(Source records)
- - -
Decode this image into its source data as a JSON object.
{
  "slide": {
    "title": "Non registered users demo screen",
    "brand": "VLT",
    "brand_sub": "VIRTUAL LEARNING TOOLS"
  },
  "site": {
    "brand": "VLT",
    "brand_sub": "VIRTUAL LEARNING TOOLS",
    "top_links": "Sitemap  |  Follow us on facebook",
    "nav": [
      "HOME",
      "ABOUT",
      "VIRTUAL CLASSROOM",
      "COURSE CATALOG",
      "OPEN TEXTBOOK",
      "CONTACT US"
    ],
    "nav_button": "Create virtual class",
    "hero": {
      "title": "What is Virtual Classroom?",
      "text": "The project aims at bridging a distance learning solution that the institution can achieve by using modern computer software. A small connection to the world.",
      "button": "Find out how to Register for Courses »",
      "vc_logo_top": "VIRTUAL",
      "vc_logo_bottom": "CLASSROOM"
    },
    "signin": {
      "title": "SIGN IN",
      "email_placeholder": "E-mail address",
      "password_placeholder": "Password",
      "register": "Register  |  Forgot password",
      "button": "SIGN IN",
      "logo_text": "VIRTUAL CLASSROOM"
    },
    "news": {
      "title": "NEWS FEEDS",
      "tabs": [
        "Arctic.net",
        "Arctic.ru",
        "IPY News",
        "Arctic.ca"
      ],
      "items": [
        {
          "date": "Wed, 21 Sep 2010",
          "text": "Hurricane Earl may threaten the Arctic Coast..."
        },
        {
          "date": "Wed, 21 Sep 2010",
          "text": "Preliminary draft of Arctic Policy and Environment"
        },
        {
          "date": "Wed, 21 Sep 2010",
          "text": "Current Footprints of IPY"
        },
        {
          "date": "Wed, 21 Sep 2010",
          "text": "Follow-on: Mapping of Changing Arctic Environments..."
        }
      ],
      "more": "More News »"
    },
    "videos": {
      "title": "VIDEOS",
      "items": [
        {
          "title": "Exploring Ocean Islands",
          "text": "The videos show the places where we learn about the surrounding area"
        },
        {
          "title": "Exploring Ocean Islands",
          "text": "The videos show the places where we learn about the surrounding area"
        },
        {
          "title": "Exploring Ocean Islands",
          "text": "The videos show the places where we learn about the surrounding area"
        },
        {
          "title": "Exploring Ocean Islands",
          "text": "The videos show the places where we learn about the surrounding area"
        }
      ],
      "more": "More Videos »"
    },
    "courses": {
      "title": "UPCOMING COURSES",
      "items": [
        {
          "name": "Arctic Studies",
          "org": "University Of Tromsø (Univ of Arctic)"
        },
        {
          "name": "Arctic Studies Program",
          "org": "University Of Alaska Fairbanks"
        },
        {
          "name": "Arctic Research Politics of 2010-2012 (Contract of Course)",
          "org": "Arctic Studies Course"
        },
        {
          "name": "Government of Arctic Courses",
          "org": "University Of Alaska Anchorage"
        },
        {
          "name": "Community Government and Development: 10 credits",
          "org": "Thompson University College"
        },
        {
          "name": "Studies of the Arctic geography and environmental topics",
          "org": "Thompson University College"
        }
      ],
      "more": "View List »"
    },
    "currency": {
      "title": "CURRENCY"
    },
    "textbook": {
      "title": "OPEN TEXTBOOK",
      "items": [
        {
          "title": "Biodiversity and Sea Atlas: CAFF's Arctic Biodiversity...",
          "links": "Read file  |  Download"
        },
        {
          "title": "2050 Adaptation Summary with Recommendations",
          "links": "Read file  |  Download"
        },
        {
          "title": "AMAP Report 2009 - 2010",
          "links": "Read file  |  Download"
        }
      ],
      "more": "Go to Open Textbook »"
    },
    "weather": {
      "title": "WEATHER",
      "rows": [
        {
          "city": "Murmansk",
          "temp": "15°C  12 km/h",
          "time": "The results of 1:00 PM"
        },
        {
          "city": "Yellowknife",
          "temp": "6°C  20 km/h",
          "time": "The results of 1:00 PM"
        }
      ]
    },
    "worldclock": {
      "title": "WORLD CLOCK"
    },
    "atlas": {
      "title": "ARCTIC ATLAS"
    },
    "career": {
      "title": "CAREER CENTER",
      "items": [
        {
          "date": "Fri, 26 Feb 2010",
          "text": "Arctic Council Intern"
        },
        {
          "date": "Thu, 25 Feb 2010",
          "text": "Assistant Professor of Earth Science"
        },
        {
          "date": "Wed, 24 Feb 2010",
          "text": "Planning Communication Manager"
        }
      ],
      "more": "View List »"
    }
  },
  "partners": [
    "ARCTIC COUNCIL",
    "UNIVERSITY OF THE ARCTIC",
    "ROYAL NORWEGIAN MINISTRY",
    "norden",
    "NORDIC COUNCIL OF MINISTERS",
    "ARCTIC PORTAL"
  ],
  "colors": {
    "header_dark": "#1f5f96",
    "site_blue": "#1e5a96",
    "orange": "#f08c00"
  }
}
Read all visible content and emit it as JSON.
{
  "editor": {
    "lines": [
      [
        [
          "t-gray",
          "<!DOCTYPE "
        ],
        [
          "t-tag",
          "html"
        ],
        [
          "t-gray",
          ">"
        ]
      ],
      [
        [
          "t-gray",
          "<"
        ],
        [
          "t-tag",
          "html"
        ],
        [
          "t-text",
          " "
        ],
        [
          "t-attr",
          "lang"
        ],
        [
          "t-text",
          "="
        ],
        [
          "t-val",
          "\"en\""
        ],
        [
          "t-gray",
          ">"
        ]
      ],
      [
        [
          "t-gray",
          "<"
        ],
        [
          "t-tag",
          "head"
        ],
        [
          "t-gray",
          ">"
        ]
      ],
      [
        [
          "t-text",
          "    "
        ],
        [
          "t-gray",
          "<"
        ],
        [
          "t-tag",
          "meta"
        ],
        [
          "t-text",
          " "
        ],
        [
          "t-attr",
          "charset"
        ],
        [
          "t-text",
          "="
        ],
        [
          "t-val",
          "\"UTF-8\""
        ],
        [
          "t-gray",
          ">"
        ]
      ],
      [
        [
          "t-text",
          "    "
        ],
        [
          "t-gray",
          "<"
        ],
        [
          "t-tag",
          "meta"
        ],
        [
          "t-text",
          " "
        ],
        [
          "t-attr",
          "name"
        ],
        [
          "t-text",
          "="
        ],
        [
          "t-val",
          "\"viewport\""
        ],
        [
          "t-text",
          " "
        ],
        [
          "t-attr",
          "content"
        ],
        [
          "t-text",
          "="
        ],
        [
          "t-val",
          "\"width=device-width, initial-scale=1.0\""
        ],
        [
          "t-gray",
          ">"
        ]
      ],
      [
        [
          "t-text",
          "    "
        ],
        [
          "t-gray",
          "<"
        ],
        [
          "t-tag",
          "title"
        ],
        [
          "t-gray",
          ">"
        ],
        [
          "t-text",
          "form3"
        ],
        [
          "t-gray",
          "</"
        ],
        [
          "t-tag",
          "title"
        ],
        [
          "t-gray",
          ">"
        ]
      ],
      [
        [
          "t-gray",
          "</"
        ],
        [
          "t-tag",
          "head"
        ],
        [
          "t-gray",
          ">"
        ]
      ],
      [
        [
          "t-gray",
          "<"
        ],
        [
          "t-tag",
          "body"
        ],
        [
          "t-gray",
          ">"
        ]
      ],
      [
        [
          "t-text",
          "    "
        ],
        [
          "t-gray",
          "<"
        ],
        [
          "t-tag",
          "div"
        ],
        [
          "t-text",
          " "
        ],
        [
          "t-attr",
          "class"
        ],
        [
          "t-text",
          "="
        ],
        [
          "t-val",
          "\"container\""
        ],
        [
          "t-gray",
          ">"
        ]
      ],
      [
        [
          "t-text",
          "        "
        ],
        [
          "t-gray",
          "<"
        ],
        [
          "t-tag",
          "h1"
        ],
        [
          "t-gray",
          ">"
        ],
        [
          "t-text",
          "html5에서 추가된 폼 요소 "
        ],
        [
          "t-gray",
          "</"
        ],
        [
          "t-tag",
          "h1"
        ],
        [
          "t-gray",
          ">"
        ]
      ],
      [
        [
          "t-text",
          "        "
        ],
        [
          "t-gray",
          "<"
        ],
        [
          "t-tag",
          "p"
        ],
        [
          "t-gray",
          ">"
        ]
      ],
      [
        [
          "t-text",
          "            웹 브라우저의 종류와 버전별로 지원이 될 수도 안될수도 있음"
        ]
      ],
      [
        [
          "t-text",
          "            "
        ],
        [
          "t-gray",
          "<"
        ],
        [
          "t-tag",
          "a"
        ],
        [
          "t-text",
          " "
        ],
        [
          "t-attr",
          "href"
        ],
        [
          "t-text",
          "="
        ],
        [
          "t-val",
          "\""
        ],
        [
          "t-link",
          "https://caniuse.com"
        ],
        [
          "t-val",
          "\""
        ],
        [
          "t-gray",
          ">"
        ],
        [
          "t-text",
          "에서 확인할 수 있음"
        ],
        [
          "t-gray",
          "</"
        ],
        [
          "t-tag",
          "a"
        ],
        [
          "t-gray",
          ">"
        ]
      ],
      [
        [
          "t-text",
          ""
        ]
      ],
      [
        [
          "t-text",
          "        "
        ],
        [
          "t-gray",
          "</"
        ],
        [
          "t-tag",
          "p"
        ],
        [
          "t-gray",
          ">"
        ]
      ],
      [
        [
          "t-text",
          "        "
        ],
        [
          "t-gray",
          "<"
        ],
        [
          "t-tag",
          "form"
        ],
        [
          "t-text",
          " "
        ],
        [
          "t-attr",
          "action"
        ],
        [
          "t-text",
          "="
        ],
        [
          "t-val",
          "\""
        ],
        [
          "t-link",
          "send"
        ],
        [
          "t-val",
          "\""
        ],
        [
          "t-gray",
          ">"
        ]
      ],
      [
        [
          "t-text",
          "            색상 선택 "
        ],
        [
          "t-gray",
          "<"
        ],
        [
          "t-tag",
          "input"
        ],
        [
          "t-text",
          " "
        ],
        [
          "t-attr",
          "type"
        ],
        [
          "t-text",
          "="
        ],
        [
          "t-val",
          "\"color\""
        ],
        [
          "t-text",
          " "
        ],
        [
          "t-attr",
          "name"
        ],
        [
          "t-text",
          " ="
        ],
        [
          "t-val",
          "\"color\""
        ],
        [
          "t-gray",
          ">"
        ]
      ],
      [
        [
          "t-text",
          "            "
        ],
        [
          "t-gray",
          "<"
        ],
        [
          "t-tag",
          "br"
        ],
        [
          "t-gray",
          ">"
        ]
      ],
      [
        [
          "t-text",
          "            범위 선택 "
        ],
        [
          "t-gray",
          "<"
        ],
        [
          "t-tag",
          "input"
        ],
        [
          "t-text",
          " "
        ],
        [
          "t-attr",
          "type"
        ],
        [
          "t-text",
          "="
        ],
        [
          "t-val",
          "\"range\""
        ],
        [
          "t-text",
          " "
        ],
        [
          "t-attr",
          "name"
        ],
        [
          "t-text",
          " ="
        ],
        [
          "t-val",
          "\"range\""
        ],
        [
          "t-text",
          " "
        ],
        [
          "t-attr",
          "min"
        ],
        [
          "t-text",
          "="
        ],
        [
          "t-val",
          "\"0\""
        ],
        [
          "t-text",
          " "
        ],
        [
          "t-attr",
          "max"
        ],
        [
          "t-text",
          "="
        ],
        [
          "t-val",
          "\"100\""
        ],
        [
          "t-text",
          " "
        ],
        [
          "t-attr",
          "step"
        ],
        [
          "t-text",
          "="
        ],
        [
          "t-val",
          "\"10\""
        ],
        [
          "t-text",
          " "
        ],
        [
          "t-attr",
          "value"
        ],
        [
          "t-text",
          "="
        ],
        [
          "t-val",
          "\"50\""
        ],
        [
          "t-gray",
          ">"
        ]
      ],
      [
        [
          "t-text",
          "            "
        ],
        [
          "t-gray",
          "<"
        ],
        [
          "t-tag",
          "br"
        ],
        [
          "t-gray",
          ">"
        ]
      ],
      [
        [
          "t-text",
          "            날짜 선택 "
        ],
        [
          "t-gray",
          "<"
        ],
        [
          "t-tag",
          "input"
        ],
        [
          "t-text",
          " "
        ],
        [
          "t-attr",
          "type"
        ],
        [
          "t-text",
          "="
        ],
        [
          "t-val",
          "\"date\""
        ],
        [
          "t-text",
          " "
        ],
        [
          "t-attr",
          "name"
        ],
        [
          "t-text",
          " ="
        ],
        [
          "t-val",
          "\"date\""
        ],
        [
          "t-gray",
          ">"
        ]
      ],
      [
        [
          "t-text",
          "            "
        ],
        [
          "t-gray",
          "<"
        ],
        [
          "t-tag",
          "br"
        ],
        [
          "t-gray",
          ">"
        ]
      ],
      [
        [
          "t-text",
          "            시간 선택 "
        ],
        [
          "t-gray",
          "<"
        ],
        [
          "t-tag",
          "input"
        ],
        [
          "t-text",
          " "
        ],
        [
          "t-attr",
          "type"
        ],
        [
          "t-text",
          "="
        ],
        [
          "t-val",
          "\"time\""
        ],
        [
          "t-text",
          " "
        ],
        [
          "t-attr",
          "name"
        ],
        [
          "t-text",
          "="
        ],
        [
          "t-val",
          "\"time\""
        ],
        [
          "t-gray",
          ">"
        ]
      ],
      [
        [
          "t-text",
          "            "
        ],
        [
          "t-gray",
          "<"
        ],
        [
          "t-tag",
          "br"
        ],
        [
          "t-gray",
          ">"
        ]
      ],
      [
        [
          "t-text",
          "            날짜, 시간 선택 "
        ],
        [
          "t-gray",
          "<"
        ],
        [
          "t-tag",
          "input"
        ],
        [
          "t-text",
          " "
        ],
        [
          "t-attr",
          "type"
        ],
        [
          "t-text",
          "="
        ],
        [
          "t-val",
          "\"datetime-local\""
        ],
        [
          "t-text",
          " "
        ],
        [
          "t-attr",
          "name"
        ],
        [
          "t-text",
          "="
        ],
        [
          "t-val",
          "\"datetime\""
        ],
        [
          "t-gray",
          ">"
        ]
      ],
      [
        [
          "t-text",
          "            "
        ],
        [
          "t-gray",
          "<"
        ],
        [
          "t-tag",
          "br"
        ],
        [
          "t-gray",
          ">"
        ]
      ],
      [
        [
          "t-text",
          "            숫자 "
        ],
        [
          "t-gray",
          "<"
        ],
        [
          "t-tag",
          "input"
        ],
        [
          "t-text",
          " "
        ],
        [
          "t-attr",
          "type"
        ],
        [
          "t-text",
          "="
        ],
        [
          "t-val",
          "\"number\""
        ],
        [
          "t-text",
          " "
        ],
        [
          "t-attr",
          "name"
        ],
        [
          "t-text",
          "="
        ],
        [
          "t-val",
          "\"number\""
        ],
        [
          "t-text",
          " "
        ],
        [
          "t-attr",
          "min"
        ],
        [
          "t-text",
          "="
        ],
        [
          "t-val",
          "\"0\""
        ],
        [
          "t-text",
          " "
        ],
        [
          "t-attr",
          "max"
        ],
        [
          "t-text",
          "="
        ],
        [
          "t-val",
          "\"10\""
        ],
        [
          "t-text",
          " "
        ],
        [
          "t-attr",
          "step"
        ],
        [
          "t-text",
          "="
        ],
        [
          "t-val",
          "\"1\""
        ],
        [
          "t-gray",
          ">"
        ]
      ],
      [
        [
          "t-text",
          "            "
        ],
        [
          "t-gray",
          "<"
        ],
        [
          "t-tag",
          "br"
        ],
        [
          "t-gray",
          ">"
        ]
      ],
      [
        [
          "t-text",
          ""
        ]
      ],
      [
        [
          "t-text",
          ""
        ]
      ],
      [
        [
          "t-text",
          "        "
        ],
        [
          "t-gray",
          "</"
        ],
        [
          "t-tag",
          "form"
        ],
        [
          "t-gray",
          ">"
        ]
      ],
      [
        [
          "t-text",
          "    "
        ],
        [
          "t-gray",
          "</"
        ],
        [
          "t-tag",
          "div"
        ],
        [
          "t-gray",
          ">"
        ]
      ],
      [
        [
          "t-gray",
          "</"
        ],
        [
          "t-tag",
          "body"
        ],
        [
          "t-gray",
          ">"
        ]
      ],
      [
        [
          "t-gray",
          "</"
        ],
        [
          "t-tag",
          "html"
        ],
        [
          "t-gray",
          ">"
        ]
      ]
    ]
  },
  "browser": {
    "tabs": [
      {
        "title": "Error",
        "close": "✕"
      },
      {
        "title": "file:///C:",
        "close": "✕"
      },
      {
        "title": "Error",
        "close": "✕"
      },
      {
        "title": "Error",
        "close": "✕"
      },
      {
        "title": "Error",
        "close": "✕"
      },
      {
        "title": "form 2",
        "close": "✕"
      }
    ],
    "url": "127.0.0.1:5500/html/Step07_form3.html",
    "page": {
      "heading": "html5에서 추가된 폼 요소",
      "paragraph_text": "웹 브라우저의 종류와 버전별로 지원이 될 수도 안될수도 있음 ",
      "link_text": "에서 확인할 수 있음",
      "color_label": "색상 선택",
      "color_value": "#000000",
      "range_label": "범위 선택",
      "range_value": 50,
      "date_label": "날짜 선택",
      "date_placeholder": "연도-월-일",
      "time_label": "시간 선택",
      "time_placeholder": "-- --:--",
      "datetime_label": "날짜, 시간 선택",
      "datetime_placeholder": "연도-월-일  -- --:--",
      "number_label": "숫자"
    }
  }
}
- - -
GIVEN REQUEST: What is the number of lines that hold the string "Studies"? Reply with that number alone.

ANSWER FOR THE TASK: 4